(Collected data)
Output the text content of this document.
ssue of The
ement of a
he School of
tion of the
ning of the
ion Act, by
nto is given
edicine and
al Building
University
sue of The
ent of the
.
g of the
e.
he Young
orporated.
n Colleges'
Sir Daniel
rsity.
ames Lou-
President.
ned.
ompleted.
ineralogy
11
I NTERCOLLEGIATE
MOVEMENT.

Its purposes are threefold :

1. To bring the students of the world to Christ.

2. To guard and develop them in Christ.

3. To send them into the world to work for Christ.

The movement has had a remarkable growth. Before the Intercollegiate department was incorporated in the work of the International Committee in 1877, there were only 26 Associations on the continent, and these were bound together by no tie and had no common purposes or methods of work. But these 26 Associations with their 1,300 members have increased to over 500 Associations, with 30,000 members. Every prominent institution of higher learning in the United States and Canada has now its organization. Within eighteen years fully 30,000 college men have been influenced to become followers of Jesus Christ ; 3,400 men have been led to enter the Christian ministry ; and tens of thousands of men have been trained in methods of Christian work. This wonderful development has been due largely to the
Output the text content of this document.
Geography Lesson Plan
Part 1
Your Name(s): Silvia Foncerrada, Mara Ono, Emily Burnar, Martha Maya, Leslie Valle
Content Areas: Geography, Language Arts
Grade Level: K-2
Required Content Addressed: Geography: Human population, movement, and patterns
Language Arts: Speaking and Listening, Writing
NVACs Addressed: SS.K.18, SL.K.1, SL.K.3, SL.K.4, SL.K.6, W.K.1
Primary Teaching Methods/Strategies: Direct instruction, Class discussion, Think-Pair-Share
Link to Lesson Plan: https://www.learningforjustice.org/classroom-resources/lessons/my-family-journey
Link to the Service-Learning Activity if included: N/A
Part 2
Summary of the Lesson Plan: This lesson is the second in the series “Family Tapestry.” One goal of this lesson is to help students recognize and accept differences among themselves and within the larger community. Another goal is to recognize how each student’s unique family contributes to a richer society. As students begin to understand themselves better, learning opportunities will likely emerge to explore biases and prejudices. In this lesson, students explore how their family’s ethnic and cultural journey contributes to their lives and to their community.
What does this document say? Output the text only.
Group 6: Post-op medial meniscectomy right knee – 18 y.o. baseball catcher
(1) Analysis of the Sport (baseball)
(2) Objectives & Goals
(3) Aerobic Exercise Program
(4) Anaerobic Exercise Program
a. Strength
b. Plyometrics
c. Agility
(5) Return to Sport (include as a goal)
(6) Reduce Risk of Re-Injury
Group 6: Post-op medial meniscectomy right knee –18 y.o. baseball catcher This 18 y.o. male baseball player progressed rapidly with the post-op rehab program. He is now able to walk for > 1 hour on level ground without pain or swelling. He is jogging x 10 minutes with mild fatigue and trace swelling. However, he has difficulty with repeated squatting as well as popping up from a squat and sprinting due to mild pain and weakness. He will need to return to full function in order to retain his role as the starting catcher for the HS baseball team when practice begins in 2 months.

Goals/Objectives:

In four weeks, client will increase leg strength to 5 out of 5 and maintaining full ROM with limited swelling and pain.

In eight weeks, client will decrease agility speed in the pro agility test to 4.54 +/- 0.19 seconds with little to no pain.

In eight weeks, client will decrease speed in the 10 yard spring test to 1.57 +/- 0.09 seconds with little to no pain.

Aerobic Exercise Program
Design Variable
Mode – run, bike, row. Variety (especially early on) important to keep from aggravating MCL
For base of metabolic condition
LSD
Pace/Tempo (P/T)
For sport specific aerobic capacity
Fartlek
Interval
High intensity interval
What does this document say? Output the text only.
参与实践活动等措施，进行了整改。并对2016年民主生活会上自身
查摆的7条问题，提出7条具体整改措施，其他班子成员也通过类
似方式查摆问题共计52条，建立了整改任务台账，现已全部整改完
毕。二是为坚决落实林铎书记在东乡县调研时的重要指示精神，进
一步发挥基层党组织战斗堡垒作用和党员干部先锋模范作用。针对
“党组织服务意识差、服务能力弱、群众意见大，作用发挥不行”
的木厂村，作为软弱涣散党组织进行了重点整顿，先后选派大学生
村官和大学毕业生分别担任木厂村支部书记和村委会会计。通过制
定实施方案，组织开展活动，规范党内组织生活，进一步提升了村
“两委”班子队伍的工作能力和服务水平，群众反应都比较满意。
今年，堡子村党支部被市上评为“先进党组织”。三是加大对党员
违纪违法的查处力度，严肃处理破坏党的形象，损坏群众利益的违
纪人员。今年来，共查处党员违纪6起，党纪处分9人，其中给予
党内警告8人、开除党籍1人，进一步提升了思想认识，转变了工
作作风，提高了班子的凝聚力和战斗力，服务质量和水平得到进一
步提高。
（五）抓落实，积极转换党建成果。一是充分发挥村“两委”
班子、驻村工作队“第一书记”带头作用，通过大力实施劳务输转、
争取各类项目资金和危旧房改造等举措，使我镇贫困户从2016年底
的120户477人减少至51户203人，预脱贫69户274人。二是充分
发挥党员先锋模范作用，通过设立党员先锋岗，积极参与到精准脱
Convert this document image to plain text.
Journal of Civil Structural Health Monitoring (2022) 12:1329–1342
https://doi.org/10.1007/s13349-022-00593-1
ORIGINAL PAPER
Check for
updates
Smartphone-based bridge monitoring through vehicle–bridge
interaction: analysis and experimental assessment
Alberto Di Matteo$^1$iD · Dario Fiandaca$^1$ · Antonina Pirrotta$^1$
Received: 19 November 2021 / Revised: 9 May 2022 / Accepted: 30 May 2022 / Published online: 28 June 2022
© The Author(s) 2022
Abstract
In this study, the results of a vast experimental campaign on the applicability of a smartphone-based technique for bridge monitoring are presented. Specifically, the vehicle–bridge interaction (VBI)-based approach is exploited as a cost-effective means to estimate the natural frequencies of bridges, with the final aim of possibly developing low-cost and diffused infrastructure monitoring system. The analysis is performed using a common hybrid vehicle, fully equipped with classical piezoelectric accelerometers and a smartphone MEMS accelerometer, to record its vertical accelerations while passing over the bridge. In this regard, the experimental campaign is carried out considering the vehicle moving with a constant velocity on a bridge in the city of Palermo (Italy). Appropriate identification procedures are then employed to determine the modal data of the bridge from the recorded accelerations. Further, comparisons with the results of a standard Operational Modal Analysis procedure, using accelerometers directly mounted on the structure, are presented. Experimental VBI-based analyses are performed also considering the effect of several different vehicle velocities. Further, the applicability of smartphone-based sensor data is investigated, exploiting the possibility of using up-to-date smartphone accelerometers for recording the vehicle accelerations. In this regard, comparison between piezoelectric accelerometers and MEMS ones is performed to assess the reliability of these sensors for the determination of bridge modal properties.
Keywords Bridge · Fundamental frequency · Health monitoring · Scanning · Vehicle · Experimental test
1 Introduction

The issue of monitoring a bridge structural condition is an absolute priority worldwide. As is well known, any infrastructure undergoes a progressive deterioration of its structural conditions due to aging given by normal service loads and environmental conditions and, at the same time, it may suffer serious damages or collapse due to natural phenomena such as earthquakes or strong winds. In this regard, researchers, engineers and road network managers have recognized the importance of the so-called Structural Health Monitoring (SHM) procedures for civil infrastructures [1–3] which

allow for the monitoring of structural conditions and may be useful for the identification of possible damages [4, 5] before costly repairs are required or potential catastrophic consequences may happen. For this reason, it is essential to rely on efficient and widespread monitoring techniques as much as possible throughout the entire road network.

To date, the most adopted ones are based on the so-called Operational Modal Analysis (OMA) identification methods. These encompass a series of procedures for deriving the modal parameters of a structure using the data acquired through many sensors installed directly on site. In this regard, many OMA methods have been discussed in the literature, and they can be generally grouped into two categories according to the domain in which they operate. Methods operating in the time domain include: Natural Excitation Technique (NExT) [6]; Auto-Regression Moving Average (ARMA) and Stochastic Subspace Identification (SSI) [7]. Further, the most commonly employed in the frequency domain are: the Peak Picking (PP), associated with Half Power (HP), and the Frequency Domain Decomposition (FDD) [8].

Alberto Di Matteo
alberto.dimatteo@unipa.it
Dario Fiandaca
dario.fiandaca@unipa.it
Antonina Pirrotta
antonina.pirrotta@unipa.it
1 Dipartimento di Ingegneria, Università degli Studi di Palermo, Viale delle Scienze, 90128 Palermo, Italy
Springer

## GIVEN PROBLEM
State the number of lines that contain the string "which", with no other words.

## RESULT OF THIS TASK
2